Data entries
..........

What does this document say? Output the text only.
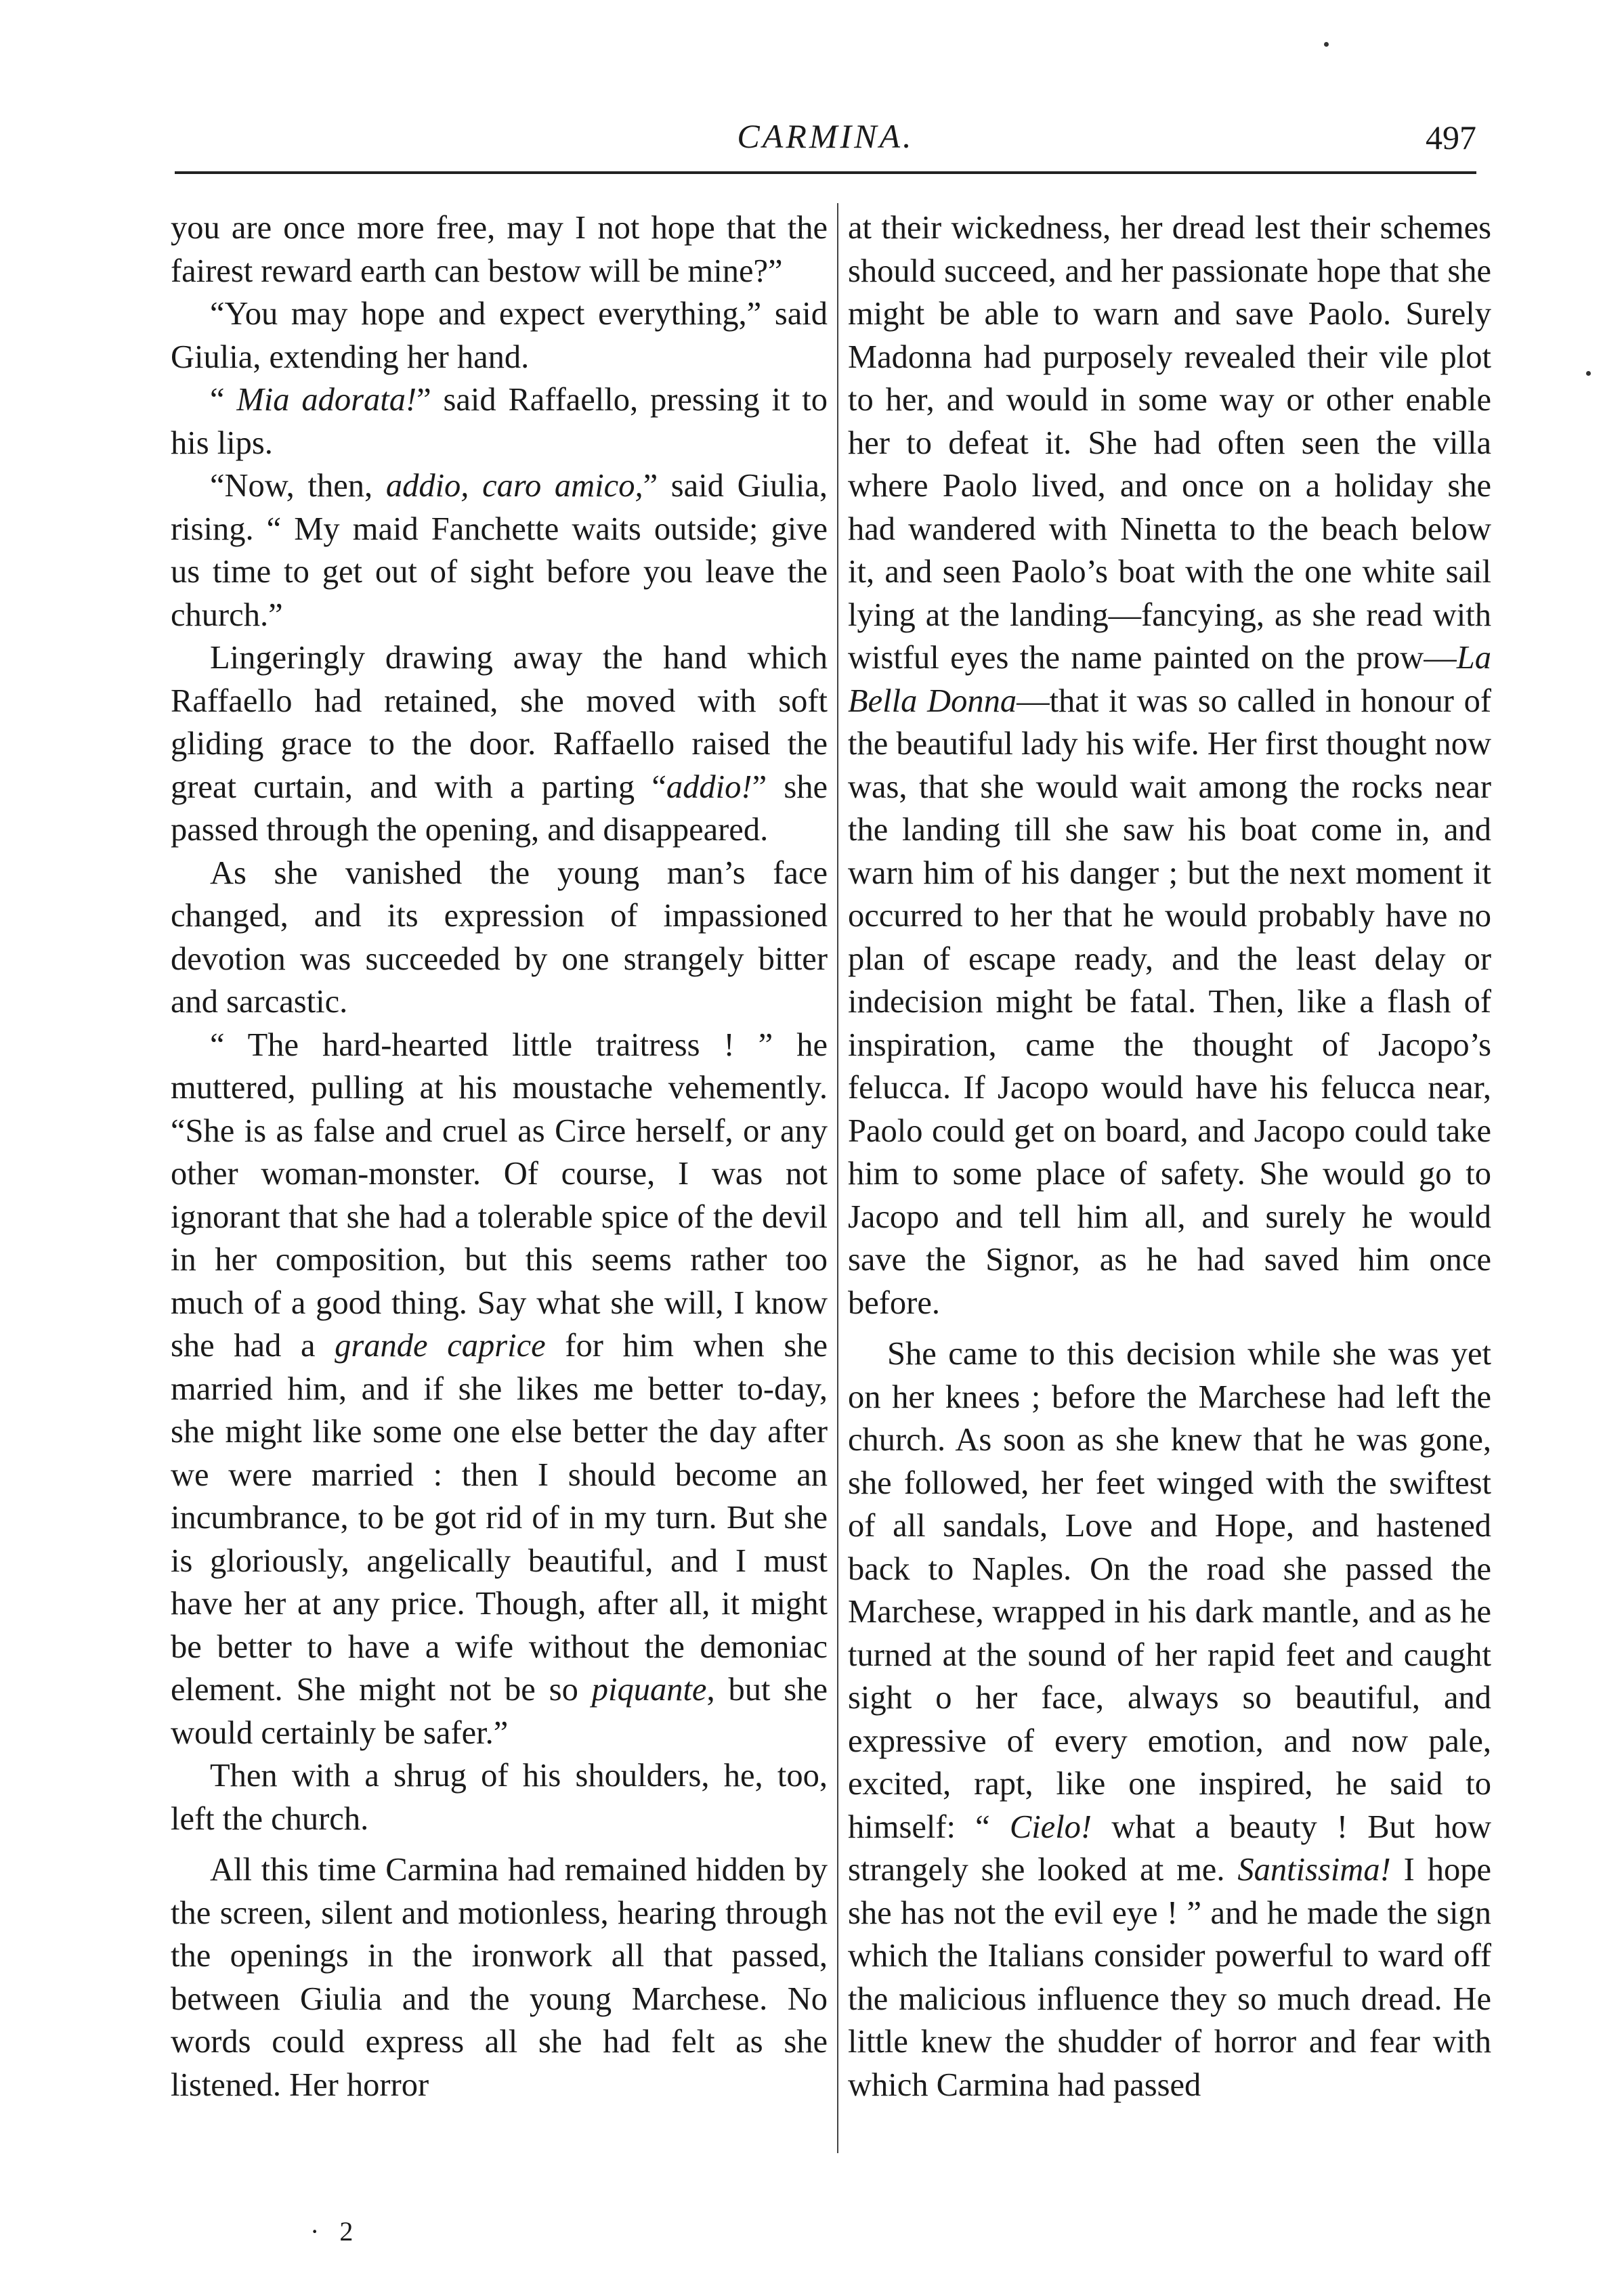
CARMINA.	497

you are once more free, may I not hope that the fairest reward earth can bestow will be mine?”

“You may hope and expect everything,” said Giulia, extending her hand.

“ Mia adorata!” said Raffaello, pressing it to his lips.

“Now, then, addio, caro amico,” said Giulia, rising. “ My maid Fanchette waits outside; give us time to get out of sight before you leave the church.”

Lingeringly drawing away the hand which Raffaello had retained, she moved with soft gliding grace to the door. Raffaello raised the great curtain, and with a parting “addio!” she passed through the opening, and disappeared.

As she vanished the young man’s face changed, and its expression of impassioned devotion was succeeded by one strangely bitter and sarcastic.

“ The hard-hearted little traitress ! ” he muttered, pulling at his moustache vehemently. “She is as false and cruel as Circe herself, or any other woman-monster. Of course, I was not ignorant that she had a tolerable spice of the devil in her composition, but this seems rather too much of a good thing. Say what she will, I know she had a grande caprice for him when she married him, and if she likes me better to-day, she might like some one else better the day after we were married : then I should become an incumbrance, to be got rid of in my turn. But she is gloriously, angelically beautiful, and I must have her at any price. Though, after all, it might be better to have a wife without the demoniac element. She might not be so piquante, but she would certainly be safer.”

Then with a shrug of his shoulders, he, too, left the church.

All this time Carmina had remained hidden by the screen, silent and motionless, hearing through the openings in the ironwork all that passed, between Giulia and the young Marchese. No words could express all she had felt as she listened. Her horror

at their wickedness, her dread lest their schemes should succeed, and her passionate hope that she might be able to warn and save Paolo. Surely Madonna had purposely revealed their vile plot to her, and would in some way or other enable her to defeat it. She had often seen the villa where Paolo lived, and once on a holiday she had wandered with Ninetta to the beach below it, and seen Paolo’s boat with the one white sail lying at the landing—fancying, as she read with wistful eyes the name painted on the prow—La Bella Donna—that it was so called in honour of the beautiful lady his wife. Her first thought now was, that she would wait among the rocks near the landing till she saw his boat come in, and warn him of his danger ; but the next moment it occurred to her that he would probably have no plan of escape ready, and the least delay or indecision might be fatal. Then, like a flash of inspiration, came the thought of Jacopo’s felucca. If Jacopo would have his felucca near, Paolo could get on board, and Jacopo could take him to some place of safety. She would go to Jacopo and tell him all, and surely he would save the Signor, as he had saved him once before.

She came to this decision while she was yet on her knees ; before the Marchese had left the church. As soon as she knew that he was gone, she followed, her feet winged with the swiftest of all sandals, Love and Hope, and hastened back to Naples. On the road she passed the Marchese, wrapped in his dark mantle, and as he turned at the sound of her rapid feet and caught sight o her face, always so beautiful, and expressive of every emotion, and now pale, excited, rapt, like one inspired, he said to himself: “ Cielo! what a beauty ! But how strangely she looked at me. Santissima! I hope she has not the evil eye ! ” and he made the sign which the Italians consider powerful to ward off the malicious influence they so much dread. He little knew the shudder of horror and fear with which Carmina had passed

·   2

..........

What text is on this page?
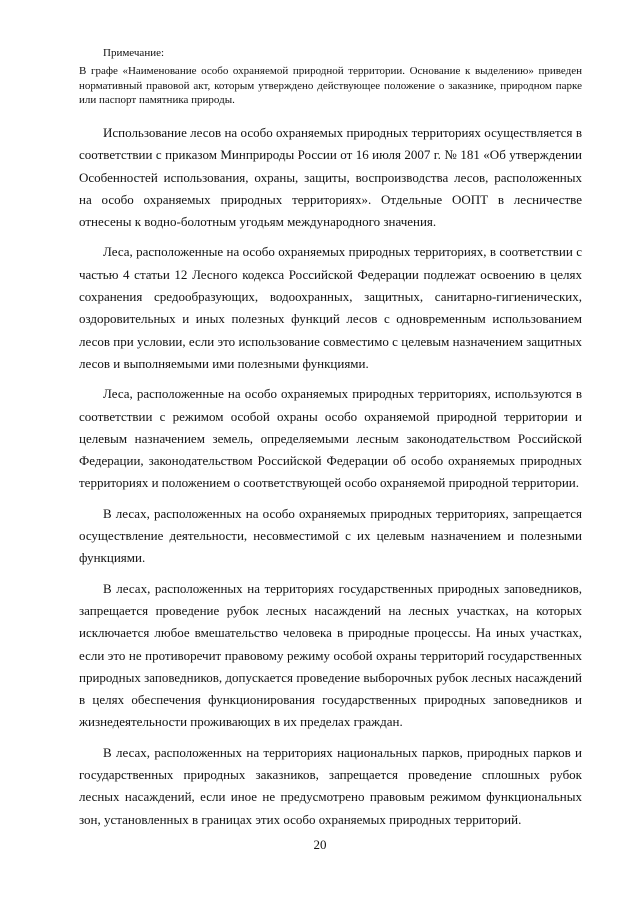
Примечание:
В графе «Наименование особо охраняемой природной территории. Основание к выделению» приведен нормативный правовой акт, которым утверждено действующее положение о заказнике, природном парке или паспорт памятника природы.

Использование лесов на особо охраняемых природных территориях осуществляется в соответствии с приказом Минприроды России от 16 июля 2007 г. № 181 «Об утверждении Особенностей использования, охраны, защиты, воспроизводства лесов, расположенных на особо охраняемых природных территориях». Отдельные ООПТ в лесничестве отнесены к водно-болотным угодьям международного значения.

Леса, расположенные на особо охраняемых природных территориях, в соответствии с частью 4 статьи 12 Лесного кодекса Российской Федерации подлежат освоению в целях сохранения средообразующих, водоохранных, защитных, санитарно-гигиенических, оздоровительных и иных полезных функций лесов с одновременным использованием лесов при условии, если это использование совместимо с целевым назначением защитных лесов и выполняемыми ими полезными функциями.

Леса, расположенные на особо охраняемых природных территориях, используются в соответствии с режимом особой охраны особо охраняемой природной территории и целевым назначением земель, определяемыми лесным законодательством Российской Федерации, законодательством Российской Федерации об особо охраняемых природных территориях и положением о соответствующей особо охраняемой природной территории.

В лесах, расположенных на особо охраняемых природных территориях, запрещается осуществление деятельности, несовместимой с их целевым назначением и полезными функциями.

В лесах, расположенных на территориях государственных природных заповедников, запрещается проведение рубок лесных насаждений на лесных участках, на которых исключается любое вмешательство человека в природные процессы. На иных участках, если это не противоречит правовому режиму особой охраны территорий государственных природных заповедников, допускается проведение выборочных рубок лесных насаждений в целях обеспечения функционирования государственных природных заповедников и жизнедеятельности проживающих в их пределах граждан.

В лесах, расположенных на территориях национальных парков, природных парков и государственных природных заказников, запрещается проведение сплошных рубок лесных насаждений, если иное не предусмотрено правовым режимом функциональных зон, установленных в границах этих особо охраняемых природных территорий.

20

..........

Exercise directions: Working from the listing above, pick out every line that has "addio" and copy it.

Task solution:
“Now, then, addio, caro amico,” said Giulia, rising. “ My maid Fanchette waits outside; give us time to get out of sight before you leave the church.”
Lingeringly drawing away the hand which Raffaello had retained, she moved with soft gliding grace to the door. Raffaello raised the great curtain, and with a parting “addio!” she passed through the opening, and disappeared.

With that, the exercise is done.